Figure dataset records ->
%%

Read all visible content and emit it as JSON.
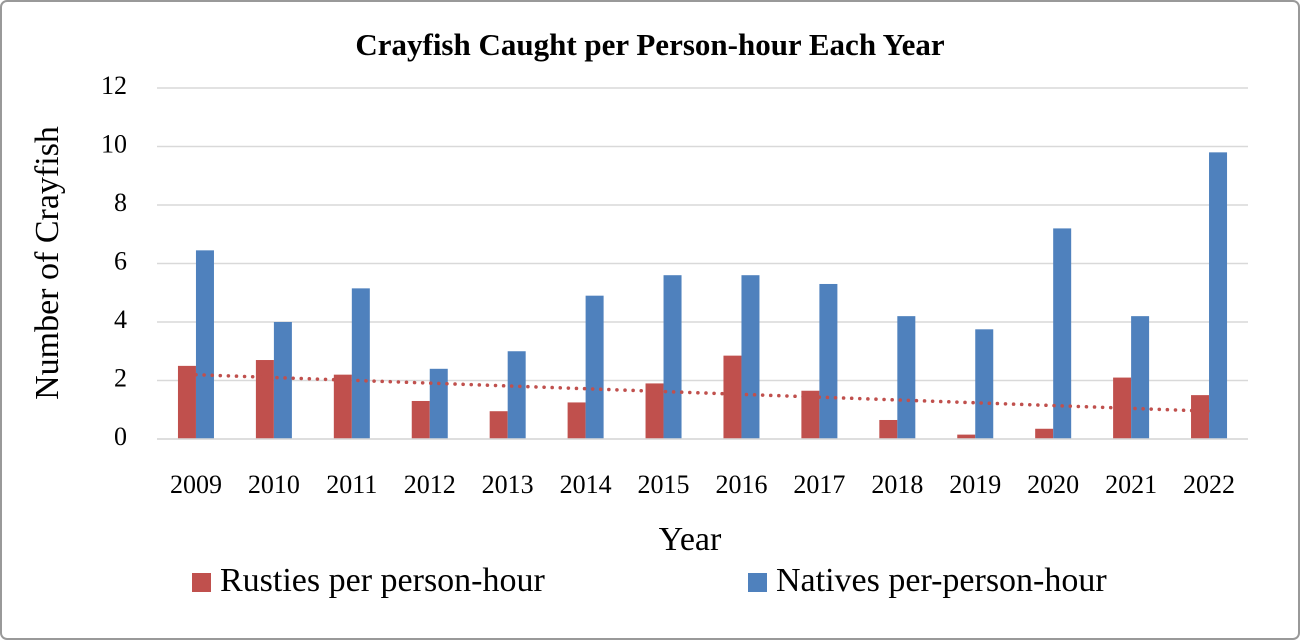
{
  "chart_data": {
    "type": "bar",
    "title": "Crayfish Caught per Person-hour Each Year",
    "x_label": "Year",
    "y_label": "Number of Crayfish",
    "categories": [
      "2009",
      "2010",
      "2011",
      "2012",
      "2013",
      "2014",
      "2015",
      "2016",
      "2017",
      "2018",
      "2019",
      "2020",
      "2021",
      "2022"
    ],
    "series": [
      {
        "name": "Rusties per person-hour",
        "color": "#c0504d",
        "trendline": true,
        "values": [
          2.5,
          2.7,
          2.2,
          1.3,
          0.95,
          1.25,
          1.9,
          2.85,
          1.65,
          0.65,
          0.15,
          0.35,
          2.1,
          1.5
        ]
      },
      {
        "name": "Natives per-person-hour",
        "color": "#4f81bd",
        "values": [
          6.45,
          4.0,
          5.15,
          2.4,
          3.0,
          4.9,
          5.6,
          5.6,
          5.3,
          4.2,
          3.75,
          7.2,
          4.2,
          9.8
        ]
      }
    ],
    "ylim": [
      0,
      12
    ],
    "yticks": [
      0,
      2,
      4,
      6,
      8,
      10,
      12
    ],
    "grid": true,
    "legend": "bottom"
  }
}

%%
%%

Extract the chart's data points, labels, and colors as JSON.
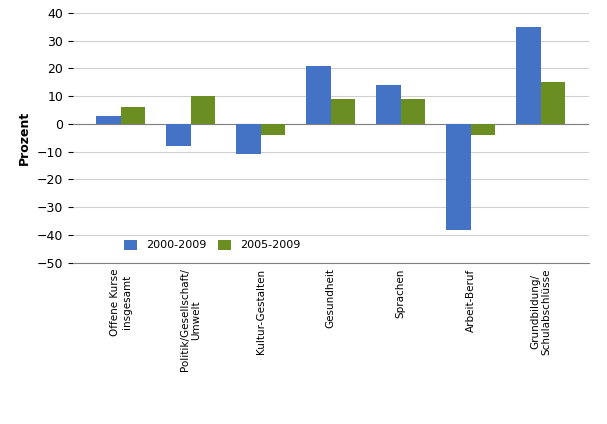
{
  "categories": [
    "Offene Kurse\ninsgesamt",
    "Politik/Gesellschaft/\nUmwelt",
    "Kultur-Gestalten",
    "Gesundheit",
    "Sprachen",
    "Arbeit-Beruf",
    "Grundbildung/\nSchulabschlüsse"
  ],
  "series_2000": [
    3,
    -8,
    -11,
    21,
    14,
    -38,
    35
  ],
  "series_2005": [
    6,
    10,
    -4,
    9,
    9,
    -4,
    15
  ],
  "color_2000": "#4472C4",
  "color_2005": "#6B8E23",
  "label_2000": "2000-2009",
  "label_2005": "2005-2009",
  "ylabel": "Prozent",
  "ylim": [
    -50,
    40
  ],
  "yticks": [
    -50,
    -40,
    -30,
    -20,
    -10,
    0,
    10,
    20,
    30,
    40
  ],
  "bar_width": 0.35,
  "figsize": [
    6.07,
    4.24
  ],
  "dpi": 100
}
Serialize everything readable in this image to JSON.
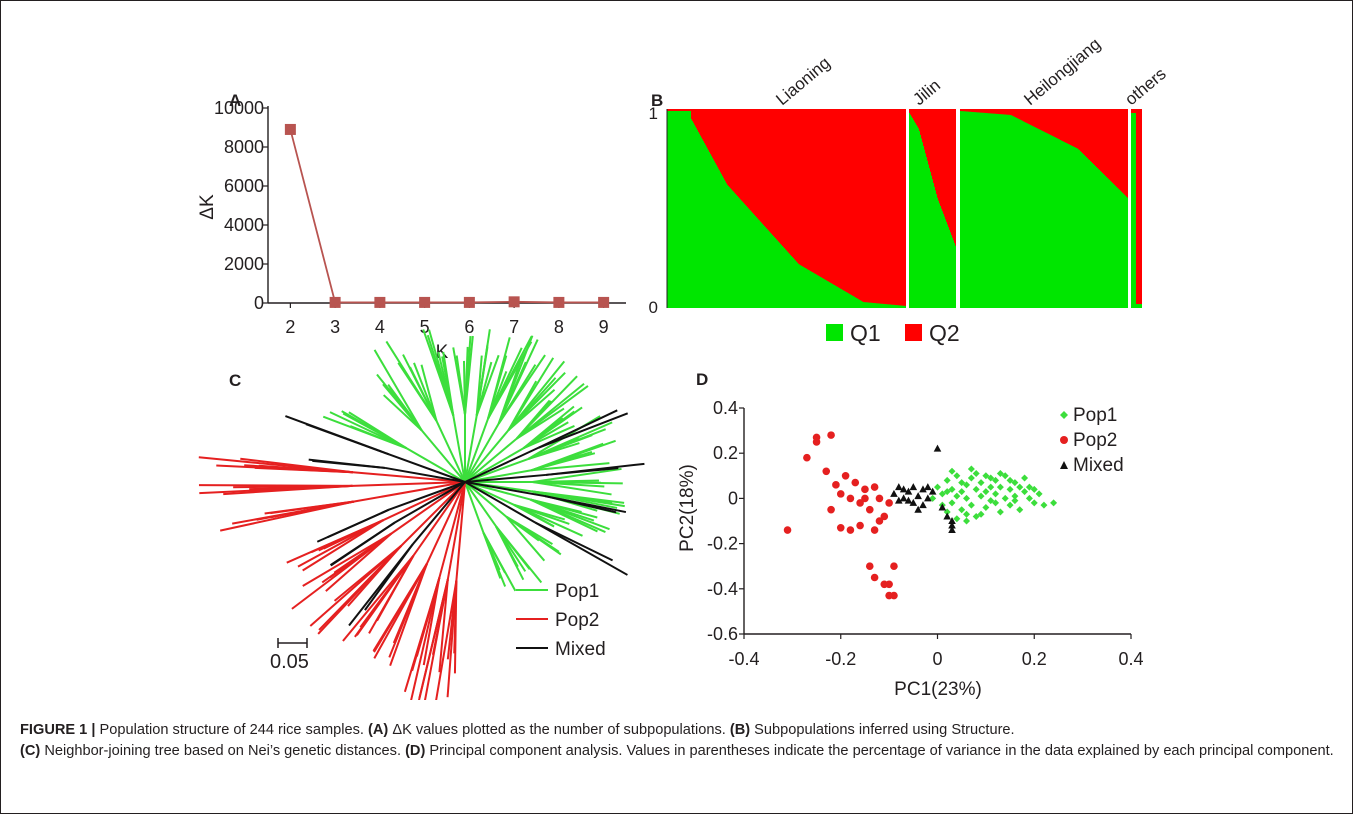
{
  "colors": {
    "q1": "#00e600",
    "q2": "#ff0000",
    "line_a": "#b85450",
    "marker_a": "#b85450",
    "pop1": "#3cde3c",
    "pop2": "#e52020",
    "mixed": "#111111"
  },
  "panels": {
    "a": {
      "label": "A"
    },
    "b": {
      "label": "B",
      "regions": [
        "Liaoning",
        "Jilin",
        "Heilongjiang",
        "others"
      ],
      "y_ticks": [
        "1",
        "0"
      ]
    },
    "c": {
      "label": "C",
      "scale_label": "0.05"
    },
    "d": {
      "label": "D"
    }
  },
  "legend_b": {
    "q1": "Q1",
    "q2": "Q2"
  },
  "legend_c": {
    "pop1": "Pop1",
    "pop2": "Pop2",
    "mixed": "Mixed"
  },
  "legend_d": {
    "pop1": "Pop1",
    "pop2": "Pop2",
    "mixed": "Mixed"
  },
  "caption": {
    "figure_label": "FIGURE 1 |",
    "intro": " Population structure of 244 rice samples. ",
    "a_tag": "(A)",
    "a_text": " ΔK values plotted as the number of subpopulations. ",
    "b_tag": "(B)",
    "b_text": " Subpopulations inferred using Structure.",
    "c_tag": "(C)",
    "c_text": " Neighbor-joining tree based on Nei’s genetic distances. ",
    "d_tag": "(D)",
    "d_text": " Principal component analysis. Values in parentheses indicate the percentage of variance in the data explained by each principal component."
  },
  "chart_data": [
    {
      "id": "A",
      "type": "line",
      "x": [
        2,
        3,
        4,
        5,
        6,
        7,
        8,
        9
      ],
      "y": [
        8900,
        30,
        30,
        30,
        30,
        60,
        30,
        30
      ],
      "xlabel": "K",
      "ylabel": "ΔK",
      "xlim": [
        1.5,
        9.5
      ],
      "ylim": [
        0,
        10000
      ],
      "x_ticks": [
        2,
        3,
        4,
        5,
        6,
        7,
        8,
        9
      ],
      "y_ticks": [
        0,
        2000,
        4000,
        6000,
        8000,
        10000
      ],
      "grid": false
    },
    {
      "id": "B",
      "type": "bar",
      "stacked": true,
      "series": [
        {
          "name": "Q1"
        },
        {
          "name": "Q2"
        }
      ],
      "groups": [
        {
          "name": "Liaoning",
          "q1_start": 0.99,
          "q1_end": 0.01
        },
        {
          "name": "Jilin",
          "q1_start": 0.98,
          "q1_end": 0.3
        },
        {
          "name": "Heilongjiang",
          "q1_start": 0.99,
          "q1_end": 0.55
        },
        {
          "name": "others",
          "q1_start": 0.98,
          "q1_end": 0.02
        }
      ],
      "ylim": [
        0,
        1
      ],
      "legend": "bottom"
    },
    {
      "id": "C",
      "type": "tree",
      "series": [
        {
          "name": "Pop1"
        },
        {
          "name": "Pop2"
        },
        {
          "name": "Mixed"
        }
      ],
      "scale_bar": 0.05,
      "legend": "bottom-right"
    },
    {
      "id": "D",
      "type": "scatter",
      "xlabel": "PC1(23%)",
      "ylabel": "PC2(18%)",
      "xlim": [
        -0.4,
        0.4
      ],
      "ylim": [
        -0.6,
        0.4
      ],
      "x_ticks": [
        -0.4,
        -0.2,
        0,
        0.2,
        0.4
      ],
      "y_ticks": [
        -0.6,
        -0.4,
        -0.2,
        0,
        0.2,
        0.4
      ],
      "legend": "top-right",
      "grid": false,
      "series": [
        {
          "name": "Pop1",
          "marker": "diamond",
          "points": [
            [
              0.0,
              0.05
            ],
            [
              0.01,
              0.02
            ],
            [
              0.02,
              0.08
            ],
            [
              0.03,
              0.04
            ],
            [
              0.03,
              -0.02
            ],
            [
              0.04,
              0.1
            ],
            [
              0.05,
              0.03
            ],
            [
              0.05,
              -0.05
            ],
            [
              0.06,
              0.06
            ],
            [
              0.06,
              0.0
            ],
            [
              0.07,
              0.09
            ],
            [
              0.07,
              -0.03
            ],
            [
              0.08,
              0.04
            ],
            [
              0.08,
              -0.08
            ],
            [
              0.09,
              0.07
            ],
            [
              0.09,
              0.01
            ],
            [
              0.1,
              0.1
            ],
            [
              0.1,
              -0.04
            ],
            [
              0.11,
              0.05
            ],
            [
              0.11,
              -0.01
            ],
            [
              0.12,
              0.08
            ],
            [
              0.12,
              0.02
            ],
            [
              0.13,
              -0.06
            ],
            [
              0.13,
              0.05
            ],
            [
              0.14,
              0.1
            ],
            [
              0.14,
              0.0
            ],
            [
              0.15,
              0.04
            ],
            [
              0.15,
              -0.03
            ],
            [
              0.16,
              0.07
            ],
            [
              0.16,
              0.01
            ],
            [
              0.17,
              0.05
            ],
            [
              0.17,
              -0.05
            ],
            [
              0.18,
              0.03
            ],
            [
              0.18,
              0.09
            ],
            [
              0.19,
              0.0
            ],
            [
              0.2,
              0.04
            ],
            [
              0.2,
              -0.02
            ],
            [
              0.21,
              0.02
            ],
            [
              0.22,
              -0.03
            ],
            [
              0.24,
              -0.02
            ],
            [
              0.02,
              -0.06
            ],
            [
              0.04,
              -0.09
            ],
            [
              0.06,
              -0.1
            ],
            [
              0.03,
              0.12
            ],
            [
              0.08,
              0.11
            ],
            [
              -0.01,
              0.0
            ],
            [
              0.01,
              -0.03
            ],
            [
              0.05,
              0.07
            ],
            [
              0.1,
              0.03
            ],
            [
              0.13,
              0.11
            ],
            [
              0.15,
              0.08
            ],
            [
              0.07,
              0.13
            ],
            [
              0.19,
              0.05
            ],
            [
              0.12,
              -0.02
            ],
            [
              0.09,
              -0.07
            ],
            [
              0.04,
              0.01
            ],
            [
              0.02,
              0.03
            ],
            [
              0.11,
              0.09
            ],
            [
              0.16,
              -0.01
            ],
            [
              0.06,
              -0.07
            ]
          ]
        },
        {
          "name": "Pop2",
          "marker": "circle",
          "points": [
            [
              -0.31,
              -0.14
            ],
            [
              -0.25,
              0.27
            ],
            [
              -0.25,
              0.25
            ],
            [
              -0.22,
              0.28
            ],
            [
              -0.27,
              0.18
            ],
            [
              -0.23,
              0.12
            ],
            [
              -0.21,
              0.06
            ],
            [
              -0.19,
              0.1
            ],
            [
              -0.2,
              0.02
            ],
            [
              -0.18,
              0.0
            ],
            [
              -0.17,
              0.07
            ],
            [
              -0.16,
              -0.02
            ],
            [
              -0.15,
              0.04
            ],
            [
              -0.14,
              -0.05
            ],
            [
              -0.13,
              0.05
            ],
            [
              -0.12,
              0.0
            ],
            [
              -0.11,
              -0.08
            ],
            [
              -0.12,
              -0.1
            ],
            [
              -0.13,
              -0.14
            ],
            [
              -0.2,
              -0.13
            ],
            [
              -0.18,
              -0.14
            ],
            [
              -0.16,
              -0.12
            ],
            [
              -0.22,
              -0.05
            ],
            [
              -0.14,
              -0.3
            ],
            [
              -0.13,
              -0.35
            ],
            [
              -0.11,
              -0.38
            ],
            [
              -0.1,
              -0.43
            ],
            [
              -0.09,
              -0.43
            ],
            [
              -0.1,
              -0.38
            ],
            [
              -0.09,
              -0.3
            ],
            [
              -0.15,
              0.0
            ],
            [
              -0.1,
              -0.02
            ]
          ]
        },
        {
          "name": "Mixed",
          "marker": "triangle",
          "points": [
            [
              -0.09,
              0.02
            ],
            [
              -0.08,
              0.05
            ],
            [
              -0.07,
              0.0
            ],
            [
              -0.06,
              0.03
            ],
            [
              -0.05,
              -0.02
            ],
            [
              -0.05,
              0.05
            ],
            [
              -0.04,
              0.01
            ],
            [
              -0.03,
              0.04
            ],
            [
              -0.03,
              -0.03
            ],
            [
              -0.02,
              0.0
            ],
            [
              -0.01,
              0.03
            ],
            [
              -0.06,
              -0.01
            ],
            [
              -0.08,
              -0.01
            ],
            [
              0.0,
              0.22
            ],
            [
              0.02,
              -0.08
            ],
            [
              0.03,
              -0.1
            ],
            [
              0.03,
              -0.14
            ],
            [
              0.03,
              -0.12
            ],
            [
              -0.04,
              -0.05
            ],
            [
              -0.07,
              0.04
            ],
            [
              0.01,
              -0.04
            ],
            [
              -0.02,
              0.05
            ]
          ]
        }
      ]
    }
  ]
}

%%

STATED EXERCISE -> Search the listing for the string "Year". Copy each line where it turns up.

RESULT ->
    "title": "Crayfish Caught per Person-hour Each Year",
    "x_label": "Year",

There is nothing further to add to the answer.